• Records
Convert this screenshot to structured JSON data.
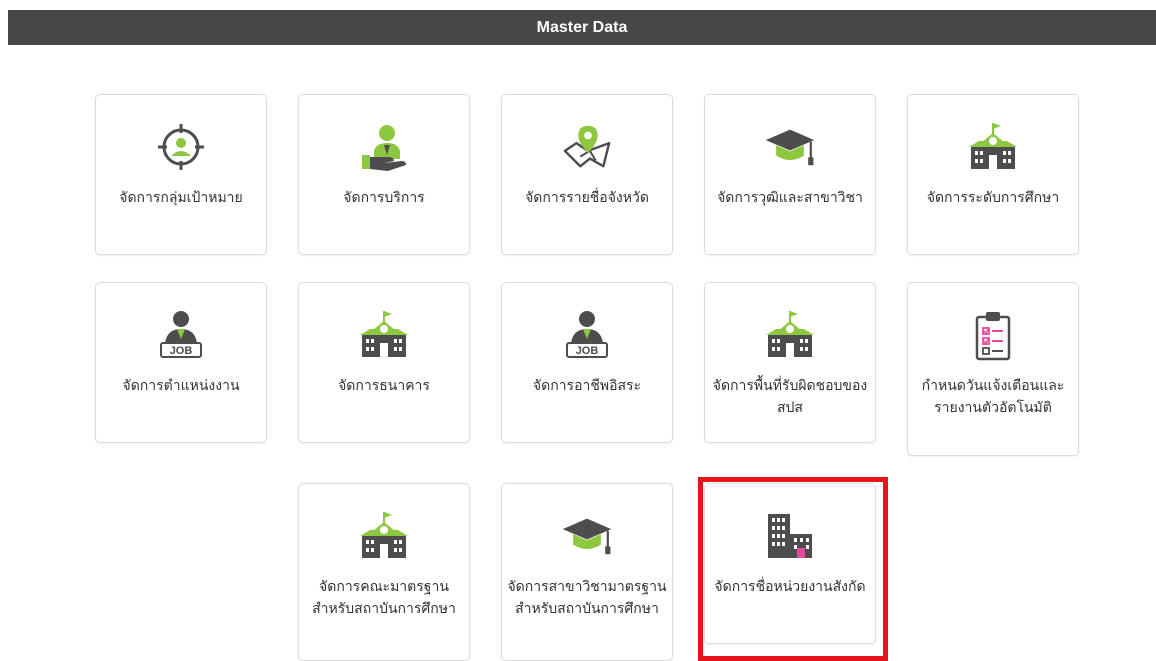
{
  "header": {
    "title": "Master Data"
  },
  "colors": {
    "accent_green": "#8dc63f",
    "icon_dark": "#4d4d4d",
    "highlight": "#e8141b",
    "accent_pink": "#e44b9c"
  },
  "cards": [
    {
      "label": "จัดการกลุ่มเป้าหมาย",
      "icon": "target-user-icon"
    },
    {
      "label": "จัดการบริการ",
      "icon": "service-hand-icon"
    },
    {
      "label": "จัดการรายชื่อจังหวัด",
      "icon": "map-pin-icon"
    },
    {
      "label": "จัดการวุฒิและสาขาวิชา",
      "icon": "graduation-cap-icon"
    },
    {
      "label": "จัดการระดับการศึกษา",
      "icon": "school-building-icon"
    },
    {
      "label": "จัดการตำแหน่งงาน",
      "icon": "job-person-icon"
    },
    {
      "label": "จัดการธนาคาร",
      "icon": "bank-building-icon"
    },
    {
      "label": "จัดการอาชีพอิสระ",
      "icon": "job-person-icon"
    },
    {
      "label": "จัดการพื้นที่รับผิดชอบของ สปส",
      "icon": "school-building-icon"
    },
    {
      "label": "กำหนดวันแจ้งเตือนและรายงานตัวอัตโนมัติ",
      "icon": "checklist-clipboard-icon"
    },
    {
      "label": "จัดการคณะมาตรฐานสำหรับสถาบันการศึกษา",
      "icon": "school-building-icon"
    },
    {
      "label": "จัดการสาขาวิชามาตรฐานสำหรับสถาบันการศึกษา",
      "icon": "graduation-cap-icon"
    },
    {
      "label": "จัดการชื่อหน่วยงานสังกัด",
      "icon": "office-buildings-icon"
    }
  ]
}
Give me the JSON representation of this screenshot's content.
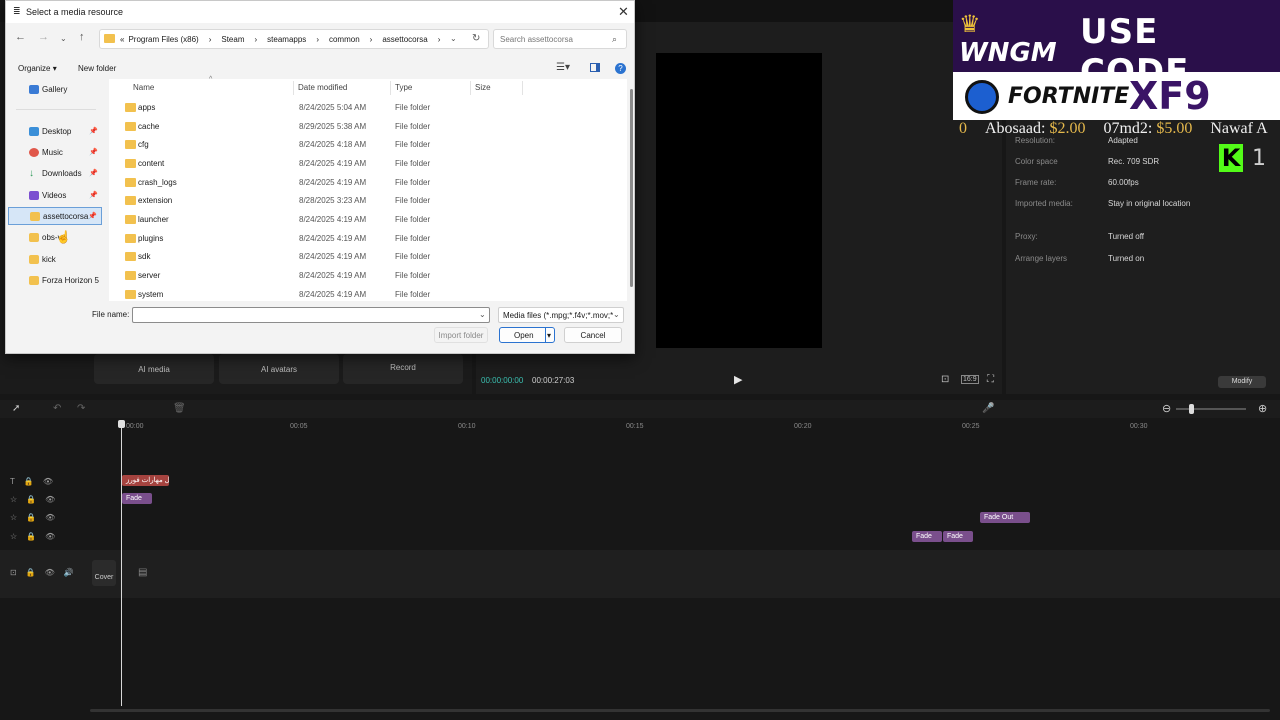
{
  "dialog": {
    "title": "Select a media resource",
    "breadcrumbs": [
      "Program Files (x86)",
      "Steam",
      "steamapps",
      "common",
      "assettocorsa"
    ],
    "search_placeholder": "Search assettocorsa",
    "organize_label": "Organize",
    "new_folder_label": "New folder",
    "sidebar": [
      {
        "label": "Gallery",
        "color": "#3a7bd5"
      },
      {
        "label": "Desktop",
        "color": "#3a8fd8"
      },
      {
        "label": "Music",
        "color": "#e0574a"
      },
      {
        "label": "Downloads",
        "color": "#2e9c5a"
      },
      {
        "label": "Videos",
        "color": "#7b4fd0"
      },
      {
        "label": "assettocorsa",
        "color": "#f2c14e",
        "selected": true
      },
      {
        "label": "obs-vd",
        "color": "#f2c14e"
      },
      {
        "label": "kick",
        "color": "#f2c14e"
      },
      {
        "label": "Forza Horizon 5",
        "color": "#f2c14e"
      }
    ],
    "columns": [
      "Name",
      "Date modified",
      "Type",
      "Size"
    ],
    "files": [
      {
        "name": "apps",
        "date": "8/24/2025 5:04 AM",
        "type": "File folder"
      },
      {
        "name": "cache",
        "date": "8/29/2025 5:38 AM",
        "type": "File folder"
      },
      {
        "name": "cfg",
        "date": "8/24/2025 4:18 AM",
        "type": "File folder"
      },
      {
        "name": "content",
        "date": "8/24/2025 4:19 AM",
        "type": "File folder"
      },
      {
        "name": "crash_logs",
        "date": "8/24/2025 4:19 AM",
        "type": "File folder"
      },
      {
        "name": "extension",
        "date": "8/28/2025 3:23 AM",
        "type": "File folder"
      },
      {
        "name": "launcher",
        "date": "8/24/2025 4:19 AM",
        "type": "File folder"
      },
      {
        "name": "plugins",
        "date": "8/24/2025 4:19 AM",
        "type": "File folder"
      },
      {
        "name": "sdk",
        "date": "8/24/2025 4:19 AM",
        "type": "File folder"
      },
      {
        "name": "server",
        "date": "8/24/2025 4:19 AM",
        "type": "File folder"
      },
      {
        "name": "system",
        "date": "8/24/2025 4:19 AM",
        "type": "File folder"
      }
    ],
    "file_name_label": "File name:",
    "file_name_value": "",
    "filter_value": "Media files (*.mpg;*.f4v;*.mov;*",
    "import_folder_label": "Import folder",
    "open_label": "Open",
    "cancel_label": "Cancel"
  },
  "editor": {
    "tiles": [
      "AI media",
      "AI avatars",
      "Record"
    ],
    "timecode_current": "00:00:00:00",
    "timecode_total": "00:00:27:03",
    "properties": [
      {
        "label": "Resolution:",
        "value": "Adapted"
      },
      {
        "label": "Color space",
        "value": "Rec. 709 SDR"
      },
      {
        "label": "Frame rate:",
        "value": "60.00fps"
      },
      {
        "label": "Imported media:",
        "value": "Stay in original location"
      },
      {
        "label": "Proxy:",
        "value": "Turned off"
      },
      {
        "label": "Arrange layers",
        "value": "Turned on"
      }
    ],
    "modify_label": "Modify",
    "ruler": [
      "00:00",
      "00:05",
      "00:10",
      "00:15",
      "00:20",
      "00:25",
      "00:30"
    ],
    "clips": {
      "text_clip": "أفضل مهارات فورز",
      "fade1": "Fade",
      "fade_out": "Fade Out",
      "fade2": "Fade",
      "fade3": "Fade"
    },
    "cover_label": "Cover"
  },
  "overlay": {
    "use_code": "USE CODE",
    "brand": "WNGM",
    "game": "FORTNITE",
    "code": "XF9",
    "donation_ticker": {
      "lead": "0",
      "entries": [
        {
          "name": "Abosaad:",
          "amount": "$2.00"
        },
        {
          "name": "07md2:",
          "amount": "$5.00"
        },
        {
          "name": "Nawaf A",
          "amount": ""
        }
      ]
    },
    "kick_count": "1"
  }
}
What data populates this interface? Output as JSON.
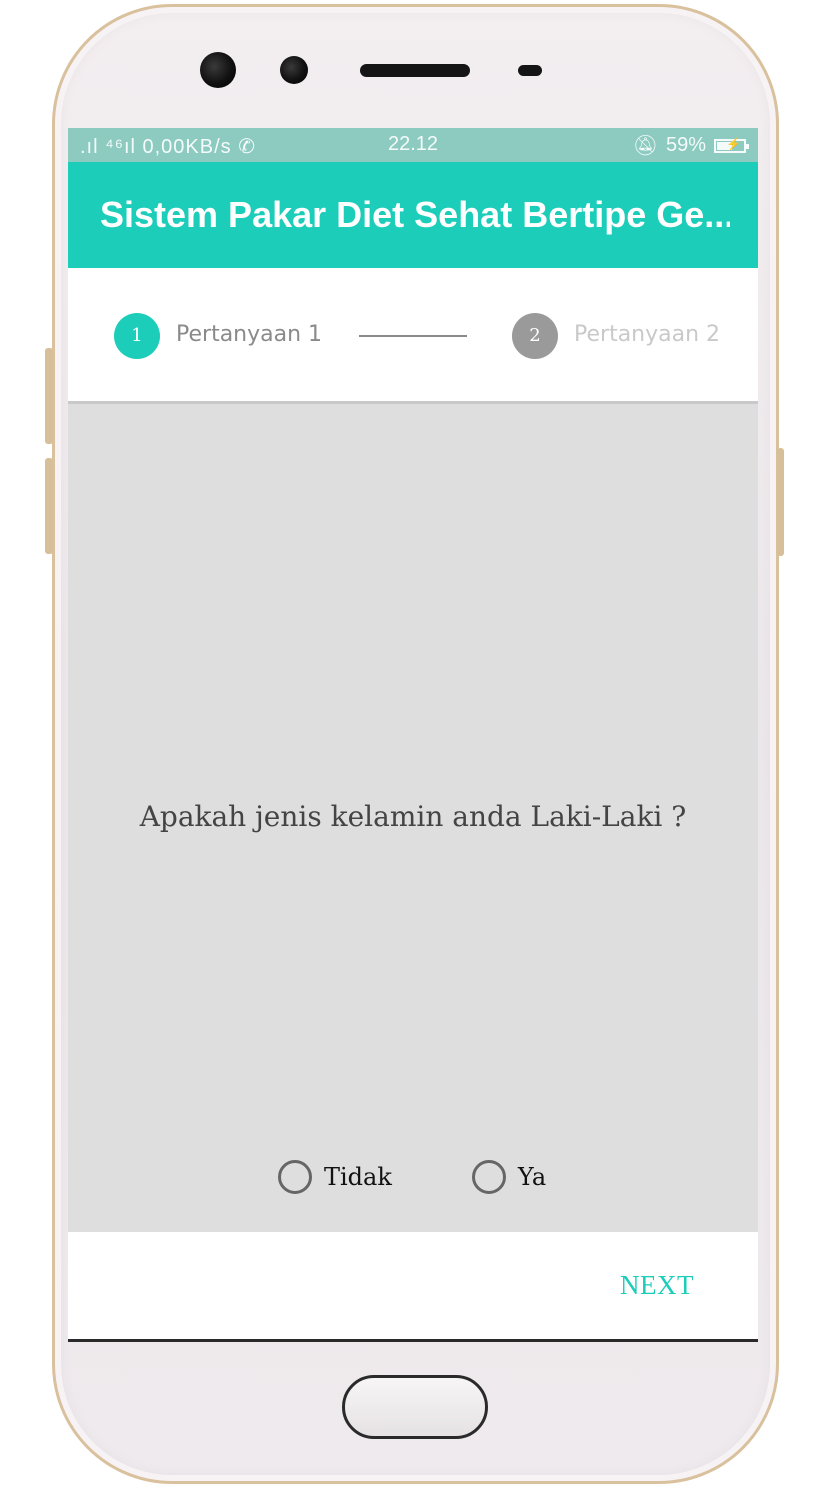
{
  "status_bar": {
    "signal": ".ıl ⁴⁶ıl 0,00KB/s",
    "time": "22.12",
    "battery": "59%",
    "battery_fraction": 0.59,
    "icons": [
      "signal-icon",
      "whatsapp-icon",
      "mute-icon",
      "battery-icon"
    ]
  },
  "app_bar": {
    "title": "Sistem Pakar Diet Sehat Bertipe Ge..."
  },
  "stepper": {
    "steps": [
      {
        "number": "1",
        "label": "Pertanyaan 1",
        "state": "active"
      },
      {
        "number": "2",
        "label": "Pertanyaan 2",
        "state": "inactive"
      }
    ]
  },
  "question": {
    "text": "Apakah jenis kelamin anda Laki-Laki ?"
  },
  "options": [
    {
      "label": "Tidak",
      "selected": false
    },
    {
      "label": "Ya",
      "selected": false
    }
  ],
  "footer": {
    "next_label": "NEXT"
  },
  "colors": {
    "accent": "#1ccdb9",
    "status_bar": "#8dcbc1",
    "content_bg": "#dedede",
    "inactive_step": "#9a9a9a"
  }
}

• Work to be completed
Every entry above is to be set down exactly; the pictures are to be left out.

• Result for this task
Convert this screenshot to structured JSON data.
{
  "header": {
    "title": "Master Data"
  },
  "colors": {
    "accent_green": "#8dc63f",
    "icon_dark": "#4d4d4d",
    "highlight": "#e8141b",
    "accent_pink": "#e44b9c"
  },
  "cards": [
    {
      "label": "จัดการกลุ่มเป้าหมาย",
      "icon": "target-user-icon"
    },
    {
      "label": "จัดการบริการ",
      "icon": "service-hand-icon"
    },
    {
      "label": "จัดการรายชื่อจังหวัด",
      "icon": "map-pin-icon"
    },
    {
      "label": "จัดการวุฒิและสาขาวิชา",
      "icon": "graduation-cap-icon"
    },
    {
      "label": "จัดการระดับการศึกษา",
      "icon": "school-building-icon"
    },
    {
      "label": "จัดการตำแหน่งงาน",
      "icon": "job-person-icon"
    },
    {
      "label": "จัดการธนาคาร",
      "icon": "bank-building-icon"
    },
    {
      "label": "จัดการอาชีพอิสระ",
      "icon": "job-person-icon"
    },
    {
      "label": "จัดการพื้นที่รับผิดชอบของ สปส",
      "icon": "school-building-icon"
    },
    {
      "label": "กำหนดวันแจ้งเตือนและรายงานตัวอัตโนมัติ",
      "icon": "checklist-clipboard-icon"
    },
    {
      "label": "จัดการคณะมาตรฐานสำหรับสถาบันการศึกษา",
      "icon": "school-building-icon"
    },
    {
      "label": "จัดการสาขาวิชามาตรฐานสำหรับสถาบันการศึกษา",
      "icon": "graduation-cap-icon"
    },
    {
      "label": "จัดการชื่อหน่วยงานสังกัด",
      "icon": "office-buildings-icon"
    }
  ]
}
Give me the JSON representation of this screenshot's content.
{
  "dialog": {
    "title": "Select a media resource",
    "breadcrumbs": [
      "Program Files (x86)",
      "Steam",
      "steamapps",
      "common",
      "assettocorsa"
    ],
    "search_placeholder": "Search assettocorsa",
    "organize_label": "Organize",
    "new_folder_label": "New folder",
    "sidebar": [
      {
        "label": "Gallery",
        "color": "#3a7bd5"
      },
      {
        "label": "Desktop",
        "color": "#3a8fd8"
      },
      {
        "label": "Music",
        "color": "#e0574a"
      },
      {
        "label": "Downloads",
        "color": "#2e9c5a"
      },
      {
        "label": "Videos",
        "color": "#7b4fd0"
      },
      {
        "label": "assettocorsa",
        "color": "#f2c14e",
        "selected": true
      },
      {
        "label": "obs-vd",
        "color": "#f2c14e"
      },
      {
        "label": "kick",
        "color": "#f2c14e"
      },
      {
        "label": "Forza Horizon 5",
        "color": "#f2c14e"
      }
    ],
    "columns": [
      "Name",
      "Date modified",
      "Type",
      "Size"
    ],
    "files": [
      {
        "name": "apps",
        "date": "8/24/2025 5:04 AM",
        "type": "File folder"
      },
      {
        "name": "cache",
        "date": "8/29/2025 5:38 AM",
        "type": "File folder"
      },
      {
        "name": "cfg",
        "date": "8/24/2025 4:18 AM",
        "type": "File folder"
      },
      {
        "name": "content",
        "date": "8/24/2025 4:19 AM",
        "type": "File folder"
      },
      {
        "name": "crash_logs",
        "date": "8/24/2025 4:19 AM",
        "type": "File folder"
      },
      {
        "name": "extension",
        "date": "8/28/2025 3:23 AM",
        "type": "File folder"
      },
      {
        "name": "launcher",
        "date": "8/24/2025 4:19 AM",
        "type": "File folder"
      },
      {
        "name": "plugins",
        "date": "8/24/2025 4:19 AM",
        "type": "File folder"
      },
      {
        "name": "sdk",
        "date": "8/24/2025 4:19 AM",
        "type": "File folder"
      },
      {
        "name": "server",
        "date": "8/24/2025 4:19 AM",
        "type": "File folder"
      },
      {
        "name": "system",
        "date": "8/24/2025 4:19 AM",
        "type": "File folder"
      }
    ],
    "file_name_label": "File name:",
    "file_name_value": "",
    "filter_value": "Media files (*.mpg;*.f4v;*.mov;*",
    "import_folder_label": "Import folder",
    "open_label": "Open",
    "cancel_label": "Cancel"
  },
  "editor": {
    "tiles": [
      "AI media",
      "AI avatars",
      "Record"
    ],
    "timecode_current": "00:00:00:00",
    "timecode_total": "00:00:27:03",
    "properties": [
      {
        "label": "Resolution:",
        "value": "Adapted"
      },
      {
        "label": "Color space",
        "value": "Rec. 709 SDR"
      },
      {
        "label": "Frame rate:",
        "value": "60.00fps"
      },
      {
        "label": "Imported media:",
        "value": "Stay in original location"
      },
      {
        "label": "Proxy:",
        "value": "Turned off"
      },
      {
        "label": "Arrange layers",
        "value": "Turned on"
      }
    ],
    "modify_label": "Modify",
    "ruler": [
      "00:00",
      "00:05",
      "00:10",
      "00:15",
      "00:20",
      "00:25",
      "00:30"
    ],
    "clips": {
      "text_clip": "أفضل مهارات فورز",
      "fade1": "Fade",
      "fade_out": "Fade Out",
      "fade2": "Fade",
      "fade3": "Fade"
    },
    "cover_label": "Cover"
  },
  "overlay": {
    "use_code": "USE CODE",
    "brand": "WNGM",
    "game": "FORTNITE",
    "code": "XF9",
    "donation_ticker": {
      "lead": "0",
      "entries": [
        {
          "name": "Abosaad:",
          "amount": "$2.00"
        },
        {
          "name": "07md2:",
          "amount": "$5.00"
        },
        {
          "name": "Nawaf A",
          "amount": ""
        }
      ]
    },
    "kick_count": "1"
  }
}
What data populates this interface? Output as JSON.
{
  "status_bar": {
    "signal": ".ıl ⁴⁶ıl 0,00KB/s",
    "time": "22.12",
    "battery": "59%",
    "battery_fraction": 0.59,
    "icons": [
      "signal-icon",
      "whatsapp-icon",
      "mute-icon",
      "battery-icon"
    ]
  },
  "app_bar": {
    "title": "Sistem Pakar Diet Sehat Bertipe Ge..."
  },
  "stepper": {
    "steps": [
      {
        "number": "1",
        "label": "Pertanyaan 1",
        "state": "active"
      },
      {
        "number": "2",
        "label": "Pertanyaan 2",
        "state": "inactive"
      }
    ]
  },
  "question": {
    "text": "Apakah jenis kelamin anda Laki-Laki ?"
  },
  "options": [
    {
      "label": "Tidak",
      "selected": false
    },
    {
      "label": "Ya",
      "selected": false
    }
  ],
  "footer": {
    "next_label": "NEXT"
  },
  "colors": {
    "accent": "#1ccdb9",
    "status_bar": "#8dcbc1",
    "content_bg": "#dedede",
    "inactive_step": "#9a9a9a"
  }
}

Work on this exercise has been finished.